Your objective: Would you return all of this data exactly, leaving nothing out?

Saved data entries:
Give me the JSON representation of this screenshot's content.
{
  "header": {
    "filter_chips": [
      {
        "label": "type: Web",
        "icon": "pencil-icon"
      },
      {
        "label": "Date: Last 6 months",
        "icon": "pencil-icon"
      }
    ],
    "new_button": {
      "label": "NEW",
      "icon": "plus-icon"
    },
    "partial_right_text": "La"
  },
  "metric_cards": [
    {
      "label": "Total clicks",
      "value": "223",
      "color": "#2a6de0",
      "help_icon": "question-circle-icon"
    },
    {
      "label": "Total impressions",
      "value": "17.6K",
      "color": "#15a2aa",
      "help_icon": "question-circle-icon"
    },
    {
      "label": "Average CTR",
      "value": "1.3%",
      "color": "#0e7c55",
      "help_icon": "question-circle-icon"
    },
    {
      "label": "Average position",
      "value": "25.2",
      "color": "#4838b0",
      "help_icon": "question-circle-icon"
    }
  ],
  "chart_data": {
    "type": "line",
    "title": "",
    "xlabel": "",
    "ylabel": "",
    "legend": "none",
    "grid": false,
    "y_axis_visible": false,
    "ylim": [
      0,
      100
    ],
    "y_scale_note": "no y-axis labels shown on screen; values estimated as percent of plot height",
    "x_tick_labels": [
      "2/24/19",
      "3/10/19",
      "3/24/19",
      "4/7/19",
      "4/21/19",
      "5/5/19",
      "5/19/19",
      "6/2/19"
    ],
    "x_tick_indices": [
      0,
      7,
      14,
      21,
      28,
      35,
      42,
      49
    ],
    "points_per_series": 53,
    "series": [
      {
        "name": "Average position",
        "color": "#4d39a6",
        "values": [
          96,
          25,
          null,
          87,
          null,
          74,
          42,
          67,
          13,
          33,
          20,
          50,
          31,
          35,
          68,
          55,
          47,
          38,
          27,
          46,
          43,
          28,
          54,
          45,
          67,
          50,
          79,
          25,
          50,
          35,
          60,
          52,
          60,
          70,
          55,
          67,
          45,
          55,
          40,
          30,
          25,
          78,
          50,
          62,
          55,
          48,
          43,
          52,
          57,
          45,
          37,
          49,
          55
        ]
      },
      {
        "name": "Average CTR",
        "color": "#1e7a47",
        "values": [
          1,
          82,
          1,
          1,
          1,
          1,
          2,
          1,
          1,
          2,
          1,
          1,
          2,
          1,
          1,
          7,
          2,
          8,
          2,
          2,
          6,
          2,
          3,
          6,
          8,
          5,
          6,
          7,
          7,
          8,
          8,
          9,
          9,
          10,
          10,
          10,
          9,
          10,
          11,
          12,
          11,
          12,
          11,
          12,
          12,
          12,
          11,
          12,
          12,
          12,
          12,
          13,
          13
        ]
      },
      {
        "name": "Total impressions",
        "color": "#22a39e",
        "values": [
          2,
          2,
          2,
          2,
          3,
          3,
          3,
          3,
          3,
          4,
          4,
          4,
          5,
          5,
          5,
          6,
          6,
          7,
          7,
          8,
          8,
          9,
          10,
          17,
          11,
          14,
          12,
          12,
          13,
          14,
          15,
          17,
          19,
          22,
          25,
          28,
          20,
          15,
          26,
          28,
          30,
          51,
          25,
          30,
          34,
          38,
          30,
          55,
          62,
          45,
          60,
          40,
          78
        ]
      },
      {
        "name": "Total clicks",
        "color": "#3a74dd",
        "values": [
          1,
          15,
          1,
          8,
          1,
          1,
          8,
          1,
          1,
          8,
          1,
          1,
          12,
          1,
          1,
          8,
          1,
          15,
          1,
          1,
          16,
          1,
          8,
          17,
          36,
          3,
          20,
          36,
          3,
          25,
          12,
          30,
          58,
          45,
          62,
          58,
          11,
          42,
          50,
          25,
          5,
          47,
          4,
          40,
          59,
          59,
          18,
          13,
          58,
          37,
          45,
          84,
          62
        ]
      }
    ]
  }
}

Task answer:
Give me the JSON representation of this screenshot's content.
{
  "header": {
    "filter_chips": [
      {
        "label": "type: Web",
        "icon": "pencil-icon"
      },
      {
        "label": "Date: Last 6 months",
        "icon": "pencil-icon"
      }
    ],
    "new_button": {
      "label": "NEW",
      "icon": "plus-icon"
    },
    "partial_right_text": "La"
  },
  "metric_cards": [
    {
      "label": "Total clicks",
      "value": "223",
      "color": "#2a6de0",
      "help_icon": "question-circle-icon"
    },
    {
      "label": "Total impressions",
      "value": "17.6K",
      "color": "#15a2aa",
      "help_icon": "question-circle-icon"
    },
    {
      "label": "Average CTR",
      "value": "1.3%",
      "color": "#0e7c55",
      "help_icon": "question-circle-icon"
    },
    {
      "label": "Average position",
      "value": "25.2",
      "color": "#4838b0",
      "help_icon": "question-circle-icon"
    }
  ],
  "chart_data": {
    "type": "line",
    "title": "",
    "xlabel": "",
    "ylabel": "",
    "legend": "none",
    "grid": false,
    "y_axis_visible": false,
    "ylim": [
      0,
      100
    ],
    "y_scale_note": "no y-axis labels shown on screen; values estimated as percent of plot height",
    "x_tick_labels": [
      "2/24/19",
      "3/10/19",
      "3/24/19",
      "4/7/19",
      "4/21/19",
      "5/5/19",
      "5/19/19",
      "6/2/19"
    ],
    "x_tick_indices": [
      0,
      7,
      14,
      21,
      28,
      35,
      42,
      49
    ],
    "points_per_series": 53,
    "series": [
      {
        "name": "Average position",
        "color": "#4d39a6",
        "values": [
          96,
          25,
          null,
          87,
          null,
          74,
          42,
          67,
          13,
          33,
          20,
          50,
          31,
          35,
          68,
          55,
          47,
          38,
          27,
          46,
          43,
          28,
          54,
          45,
          67,
          50,
          79,
          25,
          50,
          35,
          60,
          52,
          60,
          70,
          55,
          67,
          45,
          55,
          40,
          30,
          25,
          78,
          50,
          62,
          55,
          48,
          43,
          52,
          57,
          45,
          37,
          49,
          55
        ]
      },
      {
        "name": "Average CTR",
        "color": "#1e7a47",
        "values": [
          1,
          82,
          1,
          1,
          1,
          1,
          2,
          1,
          1,
          2,
          1,
          1,
          2,
          1,
          1,
          7,
          2,
          8,
          2,
          2,
          6,
          2,
          3,
          6,
          8,
          5,
          6,
          7,
          7,
          8,
          8,
          9,
          9,
          10,
          10,
          10,
          9,
          10,
          11,
          12,
          11,
          12,
          11,
          12,
          12,
          12,
          11,
          12,
          12,
          12,
          12,
          13,
          13
        ]
      },
      {
        "name": "Total impressions",
        "color": "#22a39e",
        "values": [
          2,
          2,
          2,
          2,
          3,
          3,
          3,
          3,
          3,
          4,
          4,
          4,
          5,
          5,
          5,
          6,
          6,
          7,
          7,
          8,
          8,
          9,
          10,
          17,
          11,
          14,
          12,
          12,
          13,
          14,
          15,
          17,
          19,
          22,
          25,
          28,
          20,
          15,
          26,
          28,
          30,
          51,
          25,
          30,
          34,
          38,
          30,
          55,
          62,
          45,
          60,
          40,
          78
        ]
      },
      {
        "name": "Total clicks",
        "color": "#3a74dd",
        "values": [
          1,
          15,
          1,
          8,
          1,
          1,
          8,
          1,
          1,
          8,
          1,
          1,
          12,
          1,
          1,
          8,
          1,
          15,
          1,
          1,
          16,
          1,
          8,
          17,
          36,
          3,
          20,
          36,
          3,
          25,
          12,
          30,
          58,
          45,
          62,
          58,
          11,
          42,
          50,
          25,
          5,
          47,
          4,
          40,
          59,
          59,
          18,
          13,
          58,
          37,
          45,
          84,
          62
        ]
      }
    ]
  }
}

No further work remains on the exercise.